## Exercise inputs

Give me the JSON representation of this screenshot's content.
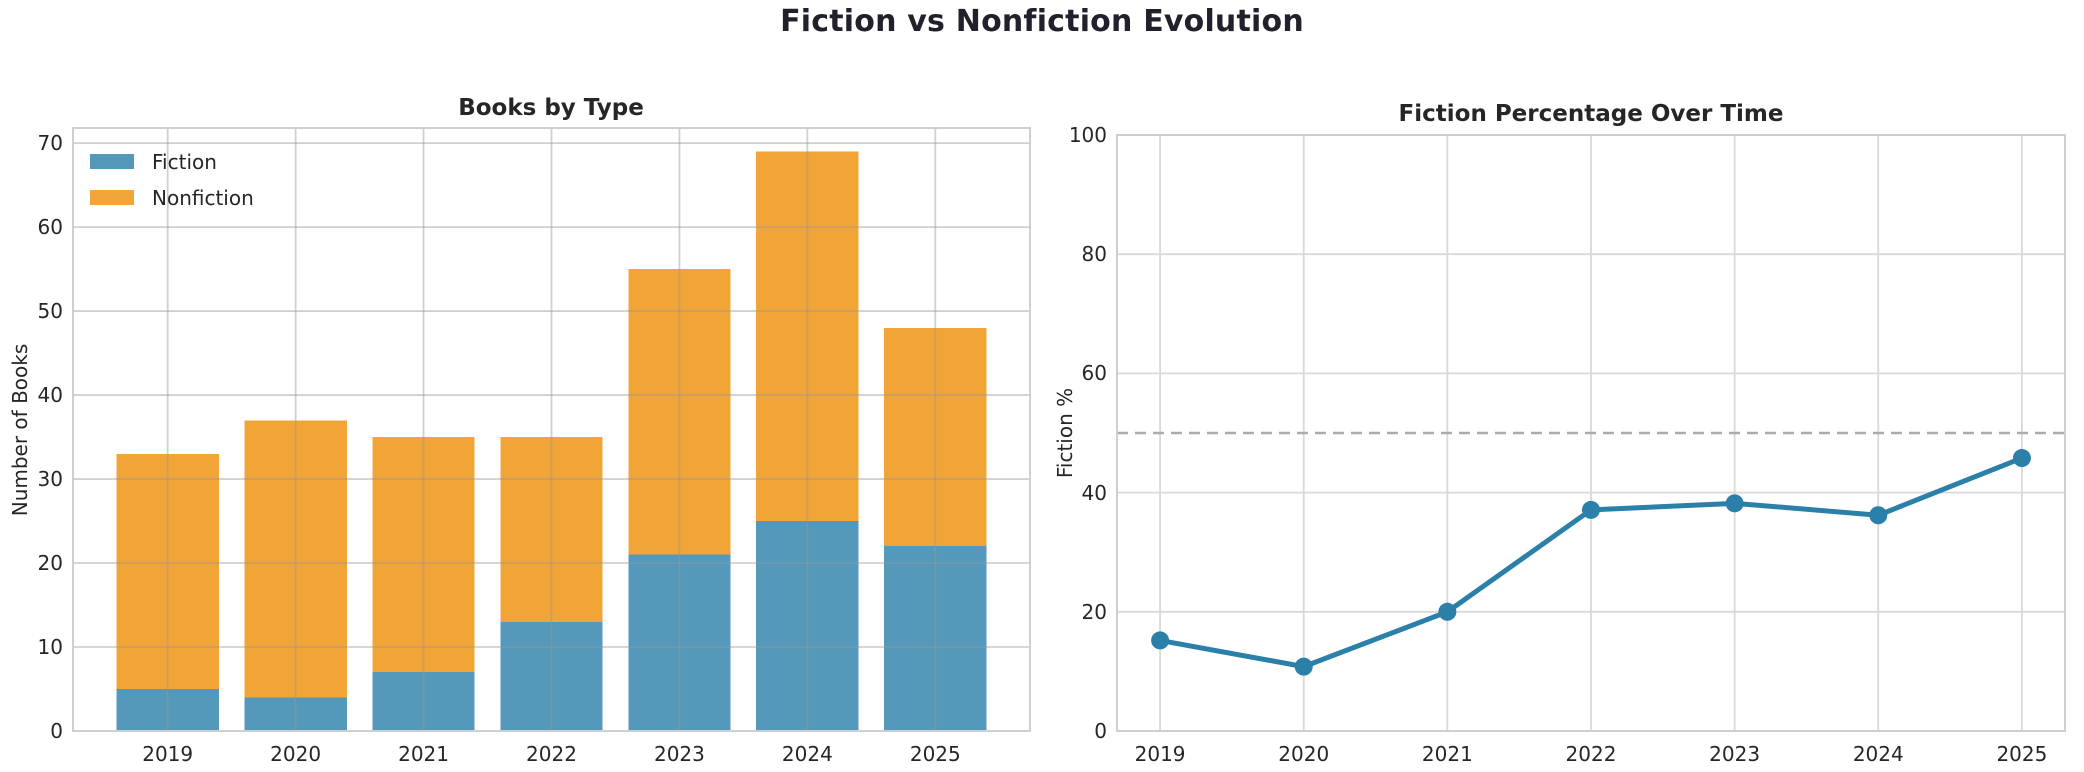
{
  "figure_title": "Fiction vs Nonfiction Evolution",
  "colors": {
    "fiction_bar": "#5499B9",
    "nonfiction_bar": "#F2A537",
    "line": "#2A80A8",
    "reference_dash": "#ABABAB",
    "gridline": "#D9D9D9",
    "frame": "#CFCFCF",
    "text": "#262626"
  },
  "chart_data": [
    {
      "type": "bar",
      "stacked": true,
      "title": "Books by Type",
      "categories": [
        "2019",
        "2020",
        "2021",
        "2022",
        "2023",
        "2024",
        "2025"
      ],
      "series": [
        {
          "name": "Fiction",
          "color": "#5499B9",
          "values": [
            5,
            4,
            7,
            13,
            21,
            25,
            22
          ]
        },
        {
          "name": "Nonfiction",
          "color": "#F2A537",
          "values": [
            28,
            33,
            28,
            22,
            34,
            44,
            26
          ]
        }
      ],
      "totals": [
        33,
        37,
        35,
        35,
        55,
        69,
        48
      ],
      "xlabel": "",
      "ylabel": "Number of Books",
      "yticks": [
        0,
        10,
        20,
        30,
        40,
        50,
        60,
        70
      ],
      "ylim": [
        0,
        71.8
      ],
      "grid": true,
      "legend_position": "upper-left",
      "legend": [
        "Fiction",
        "Nonfiction"
      ]
    },
    {
      "type": "line",
      "title": "Fiction Percentage Over Time",
      "categories": [
        "2019",
        "2020",
        "2021",
        "2022",
        "2023",
        "2024",
        "2025"
      ],
      "series": [
        {
          "name": "Fiction %",
          "color": "#2A80A8",
          "values": [
            15.2,
            10.8,
            20.0,
            37.1,
            38.2,
            36.2,
            45.8
          ]
        }
      ],
      "xlabel": "",
      "ylabel": "Fiction %",
      "yticks": [
        0,
        20,
        40,
        60,
        80,
        100
      ],
      "ylim": [
        0,
        100
      ],
      "grid": true,
      "reference_line": {
        "value": 50,
        "style": "dashed",
        "color": "#ABABAB"
      },
      "marker": "circle"
    }
  ]
}
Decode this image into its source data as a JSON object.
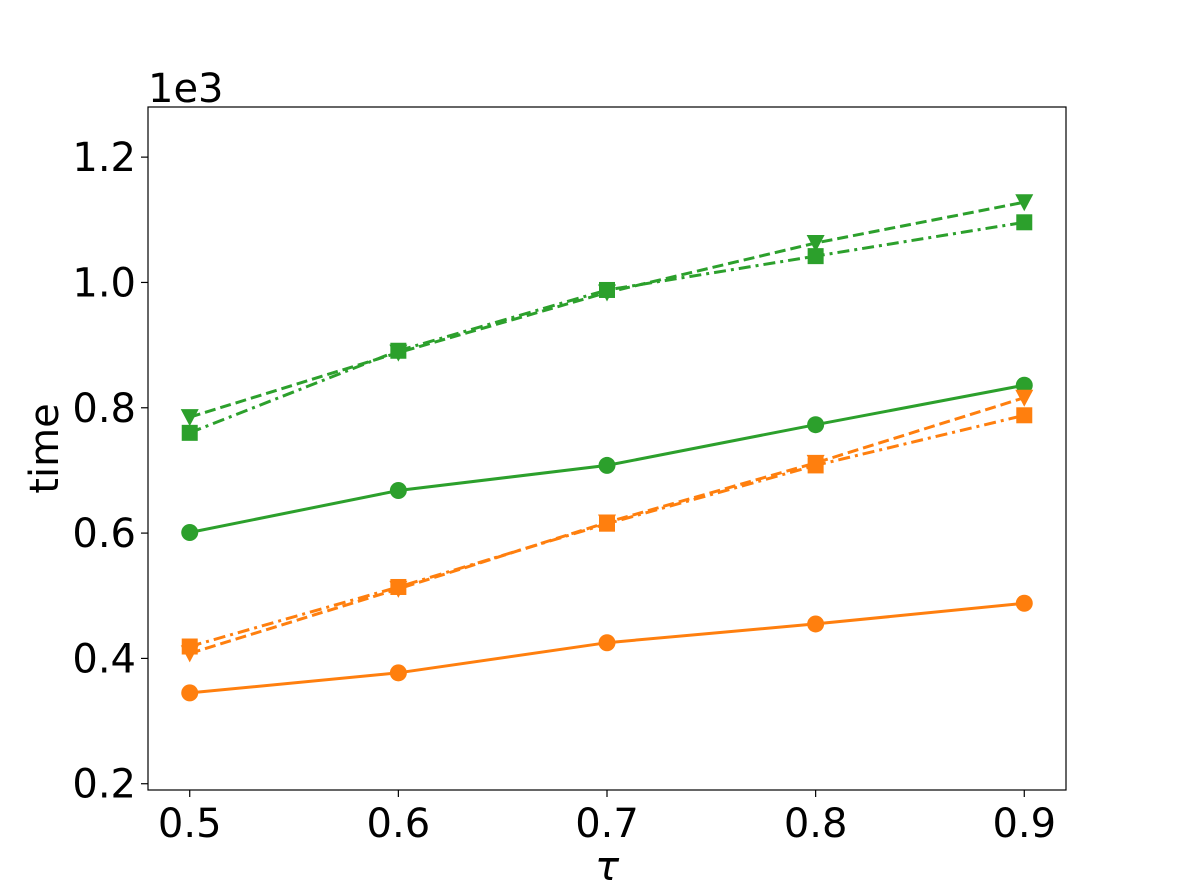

## Exercise details
Look for "JSON" and pull out every line that has it.

## Solution to this task
Give me the JSON representation of this screenshot's content.
Decode this image into its source data as a JSON object.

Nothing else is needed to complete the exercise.